**** PROVIDED MATERIAL ****

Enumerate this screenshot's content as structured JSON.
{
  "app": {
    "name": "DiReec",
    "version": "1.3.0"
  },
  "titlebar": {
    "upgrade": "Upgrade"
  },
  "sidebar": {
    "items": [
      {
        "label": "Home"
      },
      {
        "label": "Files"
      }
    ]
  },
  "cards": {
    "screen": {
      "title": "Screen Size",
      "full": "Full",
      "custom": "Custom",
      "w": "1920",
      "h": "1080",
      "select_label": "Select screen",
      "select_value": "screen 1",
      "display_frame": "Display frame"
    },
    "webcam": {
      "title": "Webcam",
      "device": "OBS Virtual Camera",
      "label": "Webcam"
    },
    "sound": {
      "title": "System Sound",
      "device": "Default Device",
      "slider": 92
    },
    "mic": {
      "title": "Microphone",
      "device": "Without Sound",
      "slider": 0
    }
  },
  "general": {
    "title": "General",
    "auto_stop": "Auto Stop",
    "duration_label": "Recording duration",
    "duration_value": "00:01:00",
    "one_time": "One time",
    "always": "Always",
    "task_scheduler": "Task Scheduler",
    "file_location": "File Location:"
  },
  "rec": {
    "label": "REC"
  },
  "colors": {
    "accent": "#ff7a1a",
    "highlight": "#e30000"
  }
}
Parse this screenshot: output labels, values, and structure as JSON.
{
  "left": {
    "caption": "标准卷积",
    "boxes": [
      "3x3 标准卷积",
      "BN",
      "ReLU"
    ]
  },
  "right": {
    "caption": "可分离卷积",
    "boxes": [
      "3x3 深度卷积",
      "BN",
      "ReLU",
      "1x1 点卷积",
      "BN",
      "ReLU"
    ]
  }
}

****

- [DIRECTION]:
Repeat the material above in full, exactly as it stands.

- [SOLUTION TO THIS EXERCISE]:
Enumerate this screenshot's content as structured JSON.
{
  "app": {
    "name": "DiReec",
    "version": "1.3.0"
  },
  "titlebar": {
    "upgrade": "Upgrade"
  },
  "sidebar": {
    "items": [
      {
        "label": "Home"
      },
      {
        "label": "Files"
      }
    ]
  },
  "cards": {
    "screen": {
      "title": "Screen Size",
      "full": "Full",
      "custom": "Custom",
      "w": "1920",
      "h": "1080",
      "select_label": "Select screen",
      "select_value": "screen 1",
      "display_frame": "Display frame"
    },
    "webcam": {
      "title": "Webcam",
      "device": "OBS Virtual Camera",
      "label": "Webcam"
    },
    "sound": {
      "title": "System Sound",
      "device": "Default Device",
      "slider": 92
    },
    "mic": {
      "title": "Microphone",
      "device": "Without Sound",
      "slider": 0
    }
  },
  "general": {
    "title": "General",
    "auto_stop": "Auto Stop",
    "duration_label": "Recording duration",
    "duration_value": "00:01:00",
    "one_time": "One time",
    "always": "Always",
    "task_scheduler": "Task Scheduler",
    "file_location": "File Location:"
  },
  "rec": {
    "label": "REC"
  },
  "colors": {
    "accent": "#ff7a1a",
    "highlight": "#e30000"
  }
}
Parse this screenshot: output labels, values, and structure as JSON.
{
  "left": {
    "caption": "标准卷积",
    "boxes": [
      "3x3 标准卷积",
      "BN",
      "ReLU"
    ]
  },
  "right": {
    "caption": "可分离卷积",
    "boxes": [
      "3x3 深度卷积",
      "BN",
      "ReLU",
      "1x1 点卷积",
      "BN",
      "ReLU"
    ]
  }
}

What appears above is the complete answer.